_REQUIREMENTS:_ Copy every record below verbatim, omitting the pictures.

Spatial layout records
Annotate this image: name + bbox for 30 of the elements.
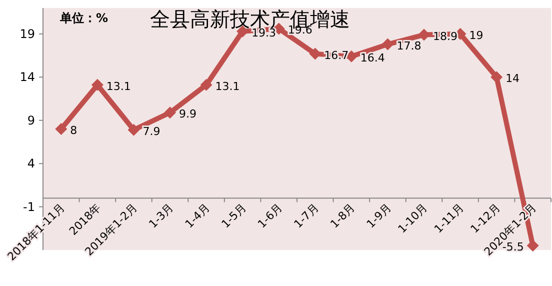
x-tick-label: 1-6月 bbox=[255, 201, 285, 231]
x-tick-label: 1-4月 bbox=[182, 201, 212, 231]
point bbox=[91, 78, 104, 91]
x-tick-label: 1-5月 bbox=[219, 201, 249, 231]
annotation: 单位：% bbox=[59, 11, 108, 25]
x-tick-label: 1-7月 bbox=[292, 201, 322, 231]
data-label: 7.9 bbox=[142, 124, 160, 138]
x-tick-label: 1-8月 bbox=[328, 201, 358, 231]
data-label: 16.4 bbox=[360, 51, 385, 64]
y-tick-label: -1 bbox=[23, 200, 35, 214]
data-label: 8 bbox=[70, 124, 78, 137]
data-label: 18.9 bbox=[433, 30, 458, 43]
x-tick-label: 1-9月 bbox=[364, 201, 394, 231]
data-label: 13.1 bbox=[106, 80, 131, 93]
point bbox=[55, 123, 68, 135]
point bbox=[526, 240, 539, 252]
data-label: 9.9 bbox=[179, 108, 196, 121]
point bbox=[200, 78, 212, 91]
data-label: 14 bbox=[506, 72, 520, 86]
data-label: 13.1 bbox=[215, 80, 240, 93]
y-tick-label: 9 bbox=[27, 113, 35, 128]
point bbox=[382, 38, 394, 50]
y-tick-label: 4 bbox=[27, 156, 35, 171]
point bbox=[164, 106, 176, 119]
x-tick-label: 1-3月 bbox=[146, 201, 176, 231]
point bbox=[128, 124, 140, 136]
y-tick-label: 19 bbox=[20, 26, 35, 41]
y-tick-label: 14 bbox=[20, 70, 35, 84]
data-label: 19 bbox=[469, 28, 484, 42]
data-label: 17.8 bbox=[396, 39, 422, 52]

_EXPECTED ANSWER:_
Annotate this image: name + bbox for 30 of the elements.
x-tick-label: 1-6月 bbox=[255, 201, 285, 231]
x-tick-label: 1-4月 bbox=[182, 201, 212, 231]
point bbox=[91, 78, 104, 91]
x-tick-label: 1-5月 bbox=[219, 201, 249, 231]
annotation: 单位：% bbox=[59, 11, 108, 25]
x-tick-label: 1-7月 bbox=[292, 201, 322, 231]
data-label: 7.9 bbox=[142, 124, 160, 138]
x-tick-label: 1-8月 bbox=[328, 201, 358, 231]
data-label: 16.4 bbox=[360, 51, 385, 64]
y-tick-label: -1 bbox=[23, 200, 35, 214]
data-label: 8 bbox=[70, 124, 78, 137]
data-label: 18.9 bbox=[433, 30, 458, 43]
x-tick-label: 1-9月 bbox=[364, 201, 394, 231]
data-label: 13.1 bbox=[106, 80, 131, 93]
point bbox=[55, 123, 68, 135]
point bbox=[526, 240, 539, 252]
data-label: 9.9 bbox=[179, 108, 196, 121]
point bbox=[200, 78, 212, 91]
data-label: 14 bbox=[506, 72, 520, 86]
data-label: 13.1 bbox=[215, 80, 240, 93]
y-tick-label: 9 bbox=[27, 113, 35, 128]
point bbox=[382, 38, 394, 50]
y-tick-label: 4 bbox=[27, 156, 35, 171]
point bbox=[164, 106, 176, 119]
x-tick-label: 1-3月 bbox=[146, 201, 176, 231]
point bbox=[128, 124, 140, 136]
y-tick-label: 19 bbox=[20, 26, 35, 41]
y-tick-label: 14 bbox=[20, 70, 35, 84]
data-label: 19 bbox=[469, 28, 484, 42]
data-label: 17.8 bbox=[396, 39, 422, 52]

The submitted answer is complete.